__Cytowany fragment__
▬▬▬
W rozmowie z Geraltem zdradził, że na druida był chowany, oraz iż kasta druidów to podobnie jak wiedźmini mutanci.
Można zatem bezpiecznie założyć, że skoro na druida był chowany mutacje przejść musiał.
Był zatem mutantem, druidem i magiem w jednym. Nie jest przy tym wykluczone, że podobnie jak Geralt poddany został dodatkowym zmianom.
Z tą różnicą, że mógł przeprowadzić je samemu. Wiedzy z zakresu czarodziejstwa i druidyzmu miał więcej niż wystarczająco. Choć takie zmiany to rzecz ryzykowna, więc to akurat wydaje się mało prawdopodobne.
Na to, że wiedźminom do druidów blisko wskazuje też encyklopedia Maxima Mundi.
"Vedymini, alias Wiedźmini wśród Nordlingów tajemnicza i elitarna kasta kapłanów-wojowników, prawdopodobnie odłam druidów."
Dopiero jednak w kontekście pojedynku z wiedźminem, to jak, a także czym walczy czarodziej stanowi dowód niezbity .
Czarodziej cofnął się o krok. Geralt sprężył się, gotów do ciosu i skoku. Ale Vilgefortz nie uniósł ręki, wyciągnął ją tylko nieco w bok. W jego dłoni zmaterializował się nagle gruby, sześciostopowy kij.
Vilgefortz walczy nie mieczem, tylko orężem do którego został przeszkolony.
Długi prosty, drewniany lub metalowy drąg to wszak atrybut właściwy dla każdego druida.
▬▬▬
__Wpisy danych__
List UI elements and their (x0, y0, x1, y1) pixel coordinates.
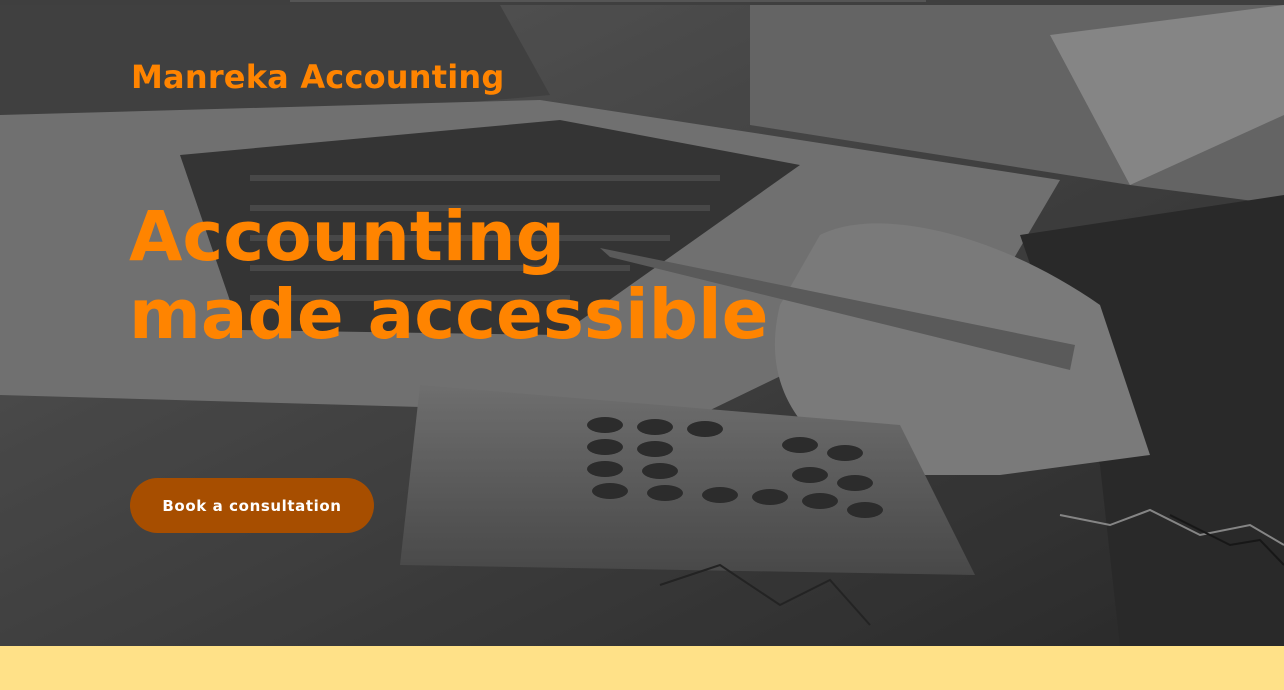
hero-section: Manreka Accounting Accounting made acces… (0, 5, 1284, 646)
book-consultation-button[interactable]: Book a consultation (130, 478, 374, 533)
hero-headline-line-1: Accounting (129, 197, 566, 277)
top-bar-highlight (290, 0, 926, 2)
hero-headline: Accounting made accessible (129, 198, 768, 354)
hero-headline-line-2: made accessible (129, 275, 769, 355)
brand-logo-text[interactable]: Manreka Accounting (131, 58, 505, 96)
next-section-band (0, 646, 1284, 690)
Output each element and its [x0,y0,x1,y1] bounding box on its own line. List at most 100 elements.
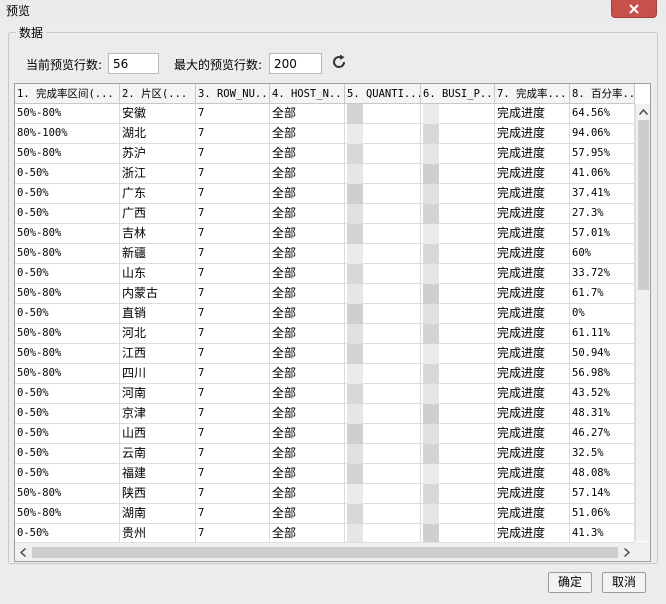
table-row[interactable]: 0-50% 福建 7 全部 完成进度 48.08% [15,464,635,484]
scroll-right-icon[interactable] [619,543,634,561]
table-cell: 全部 [270,444,345,464]
table-cell: 全部 [270,424,345,444]
table-cell: 0-50% [15,184,120,204]
redacted-value [423,124,439,144]
table-row[interactable]: 50%-80% 安徽 7 全部 完成进度 64.56% [15,104,635,124]
table-cell: 7 [196,204,270,224]
table-row[interactable]: 0-50% 云南 7 全部 完成进度 32.5% [15,444,635,464]
table-cell: 完成进度 [495,344,570,364]
table-cell: 完成进度 [495,304,570,324]
table-row[interactable]: 0-50% 贵州 7 全部 完成进度 41.3% [15,524,635,544]
table-cell: 福建 [120,464,196,484]
table-cell: 京津 [120,404,196,424]
redacted-value [423,504,439,524]
table-row[interactable]: 50%-80% 江西 7 全部 完成进度 50.94% [15,344,635,364]
horizontal-scroll-thumb[interactable] [32,547,618,558]
table-row[interactable]: 0-50% 山西 7 全部 完成进度 46.27% [15,424,635,444]
table-cell: 江西 [120,344,196,364]
redacted-value [347,404,363,424]
scroll-left-icon[interactable] [15,543,30,561]
table-cell [345,124,421,144]
table-cell: 全部 [270,224,345,244]
table-cell: 50%-80% [15,144,120,164]
table-cell [345,464,421,484]
table-row[interactable]: 0-50% 广东 7 全部 完成进度 37.41% [15,184,635,204]
table-row[interactable]: 50%-80% 新疆 7 全部 完成进度 60% [15,244,635,264]
table-cell: 7 [196,424,270,444]
table-cell [421,144,495,164]
redacted-value [347,504,363,524]
table-cell: 新疆 [120,244,196,264]
table-row[interactable]: 50%-80% 陕西 7 全部 完成进度 57.14% [15,484,635,504]
redacted-value [423,324,439,344]
close-button[interactable] [611,0,657,18]
table-cell: 7 [196,224,270,244]
table-cell: 全部 [270,124,345,144]
table-row[interactable]: 50%-80% 河北 7 全部 完成进度 61.11% [15,324,635,344]
table-cell: 完成进度 [495,224,570,244]
table-row[interactable]: 0-50% 河南 7 全部 完成进度 43.52% [15,384,635,404]
table-cell: 48.08% [570,464,635,484]
table-cell: 完成进度 [495,324,570,344]
refresh-button[interactable] [330,53,348,71]
table-cell: 50%-80% [15,504,120,524]
cancel-button[interactable]: 取消 [602,572,646,593]
column-header-6[interactable]: 6. BUSI_P... [421,84,495,104]
redacted-value [347,344,363,364]
redacted-value [347,284,363,304]
redacted-value [423,184,439,204]
redacted-value [347,364,363,384]
max-rows-input[interactable] [269,53,322,74]
column-header-4[interactable]: 4. HOST_N... [270,84,345,104]
table-cell [421,244,495,264]
table-cell: 50%-80% [15,484,120,504]
table-cell [345,404,421,424]
table-cell: 7 [196,324,270,344]
vertical-scroll-thumb[interactable] [638,120,649,290]
column-header-1[interactable]: 1. 完成率区间(... [15,84,120,104]
table-row[interactable]: 50%-80% 吉林 7 全部 完成进度 57.01% [15,224,635,244]
table-row[interactable]: 0-50% 山东 7 全部 完成进度 33.72% [15,264,635,284]
table-cell: 全部 [270,184,345,204]
table-cell: 安徽 [120,104,196,124]
table-row[interactable]: 0-50% 浙江 7 全部 完成进度 41.06% [15,164,635,184]
table-row[interactable]: 50%-80% 内蒙古 7 全部 完成进度 61.7% [15,284,635,304]
table-row[interactable]: 50%-80% 四川 7 全部 完成进度 56.98% [15,364,635,384]
redacted-value [423,404,439,424]
column-header-2[interactable]: 2. 片区(... [120,84,196,104]
vertical-scrollbar[interactable] [635,104,650,541]
table-row[interactable]: 0-50% 直销 7 全部 完成进度 0% [15,304,635,324]
column-header-7[interactable]: 7. 完成率... [495,84,570,104]
table-cell: 7 [196,344,270,364]
table-cell [421,204,495,224]
table-row[interactable]: 0-50% 京津 7 全部 完成进度 48.31% [15,404,635,424]
redacted-value [347,144,363,164]
close-icon [629,3,639,14]
table-cell: 50%-80% [15,364,120,384]
column-header-8[interactable]: 8. 百分率... [570,84,635,104]
table-cell [345,284,421,304]
table-cell: 完成进度 [495,484,570,504]
table-cell: 0-50% [15,404,120,424]
table-row[interactable]: 80%-100% 湖北 7 全部 完成进度 94.06% [15,124,635,144]
table-cell [421,504,495,524]
column-header-5[interactable]: 5. QUANTI... [345,84,421,104]
table-cell: 浙江 [120,164,196,184]
table-row[interactable]: 50%-80% 湖南 7 全部 完成进度 51.06% [15,504,635,524]
redacted-value [423,484,439,504]
table-cell: 32.5% [570,444,635,464]
table-row[interactable]: 50%-80% 苏沪 7 全部 完成进度 57.95% [15,144,635,164]
table-cell: 全部 [270,464,345,484]
table-cell: 内蒙古 [120,284,196,304]
column-header-3[interactable]: 3. ROW_NU... [196,84,270,104]
scroll-up-icon[interactable] [636,104,650,119]
table-cell: 56.98% [570,364,635,384]
table-cell: 全部 [270,264,345,284]
table-row[interactable]: 0-50% 广西 7 全部 完成进度 27.3% [15,204,635,224]
horizontal-scrollbar[interactable] [15,542,635,561]
table-cell [345,524,421,544]
ok-button[interactable]: 确定 [548,572,592,593]
table-cell [421,104,495,124]
table-cell: 完成进度 [495,124,570,144]
current-rows-input[interactable] [108,53,159,74]
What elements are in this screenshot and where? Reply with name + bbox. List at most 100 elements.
▬▬▬
__Krótkie ćwiczenie A__
Proszę ocenić, czy poniższe stwierdzenia są zgodne z tekstem o Vilgefortzu, i przy każdym odpowiedzieć „tak” lub „nie”, przytaczając dosłownie rozstrzygające słowa tekstu.
(i) Encyklopedia Maxima Mundi określa wiedźminów jako prawdopodobny odłam druidów.
(ii) Tekst uznaje za wysoce prawdopodobne, że czarodziej sam przeprowadził na sobie dodatkowe zmiany.
(iii) W pojedynku z Geraltem Vilgefortz walczy mieczem.
__Krótkie ćwiczenie B__
Proszę dopisać dalszy ciąg tekstu o Vilgefortzu, zaczynając bezpośrednio po jego ostatnim zdaniu.

__Odpowiedź A__
(i) Tak: „prawdopodobnie odłam druidów.”
(ii) Nie: „Choć takie zmiany to rzecz ryzykowna, więc to akurat wydaje się mało prawdopodobne.”
(iii) Nie: „Vilgefortz walczy nie mieczem, tylko orężem do którego został przeszkolony.”

__Odpowiedź B__
Czterokrotnie znalazł się w pozycji do kontrataku i ciosu. Czterokrotnie uderzył. W skroń, w szyję, pod pachę, w udo.
Każdy z tych ciosów byłby śmiertelny. Ale każdy został sparowany.
Żaden nieczłowiek nie zdołałby sparować takich cięć.
Geralt powoli zaczynał rozumieć. Ale już było za późno.
Żaden nieczłowiek, w tym, co się rozumie samo przez się również i żadne monstrum nie zdołałoby sparować takich cięć.
Vilgefortz był więc ponad wszelką wątpliwość człowiekiem. I mutantem.
Innego wytłumaczenia nie ma.
Dla czarodzieja dopuszczenie wiedźmina na długość klingi to pewna śmierć.
Nawet Istredd, choć, na co wskazuje opis, był wprawnym szermierzem z Geraltem byłby bez szans.
Magia bojowa w wiedźminlandzie nie tym objawia się, że czarodziej z miejsca staje się uber szybki, szybszy od dowolnego szermierza.
W tym nawet mutantów i to takich jedynie do tego celu, to jest walki zaprojektowanych i stworzonych.
Nie ma w sadze żadnych, choćby i mglistych przesłanek przemawiających za tym, że samą magią osiągnąć można zbliżony, a wręcz lepszy niźli wiedźmińskie mutacje rezultat. Magia i mutacje, która proces zmian wspiera i owszem, ale czysta magia? W żadnym wypadku.
Ciri szybsza od Geralta to rzecz wybitnie grubymi nićmi szyta.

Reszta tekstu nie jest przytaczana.